- _What this task involves_
List all lines in the material below that contain "三严三实".

- _Data shown_
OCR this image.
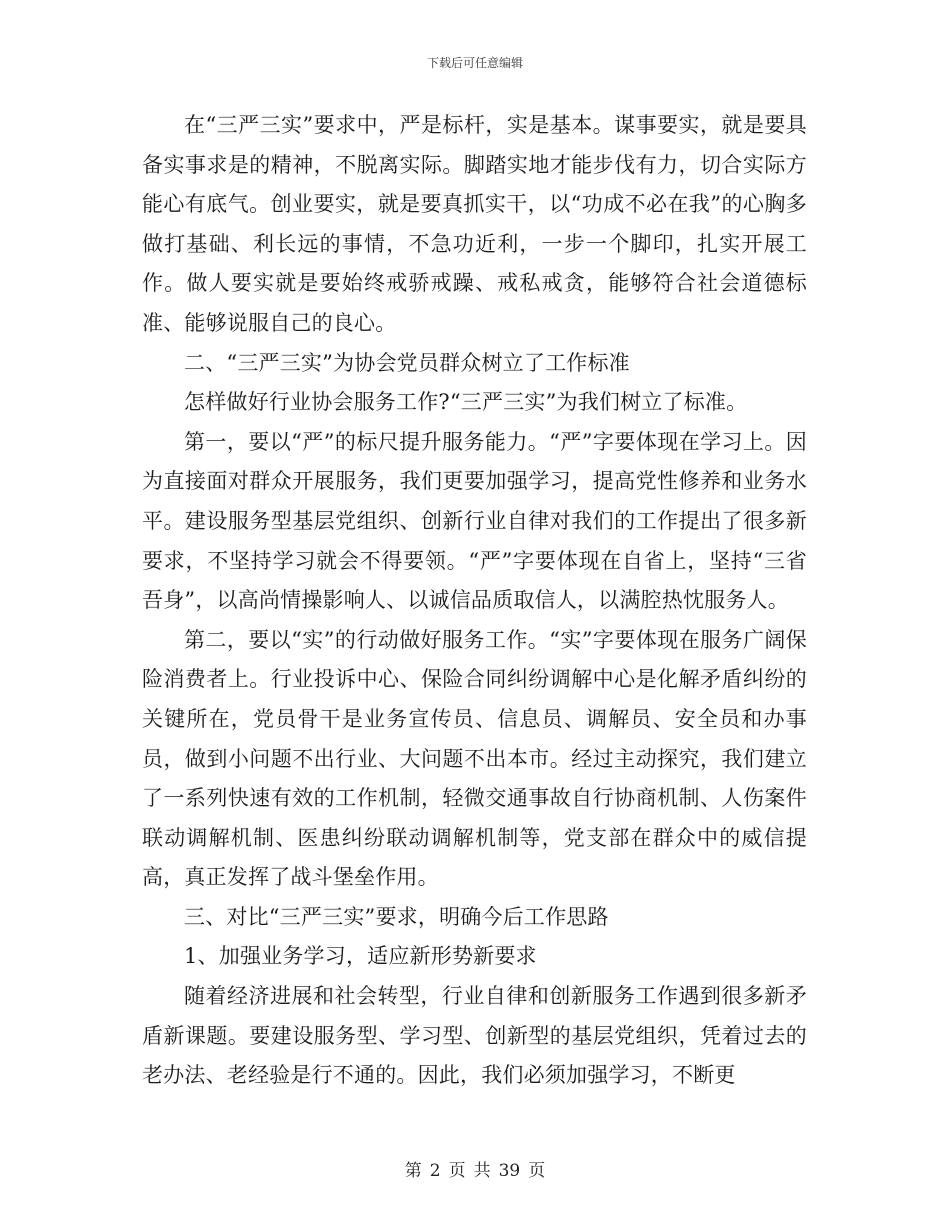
下载后可任意编辑

在“三严三实”要求中，严是标杆，实是基本。谋事要实，就是要具备实事求是的精神，不脱离实际。脚踏实地才能步伐有力，切合实际方能心有底气。创业要实，就是要真抓实干，以“功成不必在我”的心胸多做打基础、利长远的事情，不急功近利，一步一个脚印，扎实开展工作。做人要实就是要始终戒骄戒躁、戒私戒贪，能够符合社会道德标准、能够说服自己的良心。

二、“三严三实”为协会党员群众树立了工作标准

怎样做好行业协会服务工作?“三严三实”为我们树立了标准。

第一，要以“严”的标尺提升服务能力。“严”字要体现在学习上。因为直接面对群众开展服务，我们更要加强学习，提高党性修养和业务水平。建设服务型基层党组织、创新行业自律对我们的工作提出了很多新要求，不坚持学习就会不得要领。“严”字要体现在自省上，坚持“三省吾身”，以高尚情操影响人、以诚信品质取信人，以满腔热忱服务人。

第二，要以“实”的行动做好服务工作。“实”字要体现在服务广阔保险消费者上。行业投诉中心、保险合同纠纷调解中心是化解矛盾纠纷的关键所在，党员骨干是业务宣传员、信息员、调解员、安全员和办事员，做到小问题不出行业、大问题不出本市。经过主动探究，我们建立了一系列快速有效的工作机制，轻微交通事故自行协商机制、人伤案件联动调解机制、医患纠纷联动调解机制等，党支部在群众中的威信提高，真正发挥了战斗堡垒作用。

三、对比“三严三实”要求，明确今后工作思路

1、加强业务学习，适应新形势新要求

随着经济进展和社会转型，行业自律和创新服务工作遇到很多新矛盾新课题。要建设服务型、学习型、创新型的基层党组织，凭着过去的老办法、老经验是行不通的。因此，我们必须加强学习，不断更

第 2 页 共 39 页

- _Full response_
在“三严三实”要求中，严是标杆，实是基本。谋事要实，就是要具备实事求是的精神，不脱离实际。脚踏实地才能步伐有力，切合实际方能心有底气。创业要实，就是要真抓实干，以“功成不必在我”的心胸多做打基础、利长远的事情，不急功近利，一步一个脚印，扎实开展工作。做人要实就是要始终戒骄戒躁、戒私戒贪，能够符合社会道德标准、能够说服自己的良心。
二、“三严三实”为协会党员群众树立了工作标准
怎样做好行业协会服务工作?“三严三实”为我们树立了标准。
三、对比“三严三实”要求，明确今后工作思路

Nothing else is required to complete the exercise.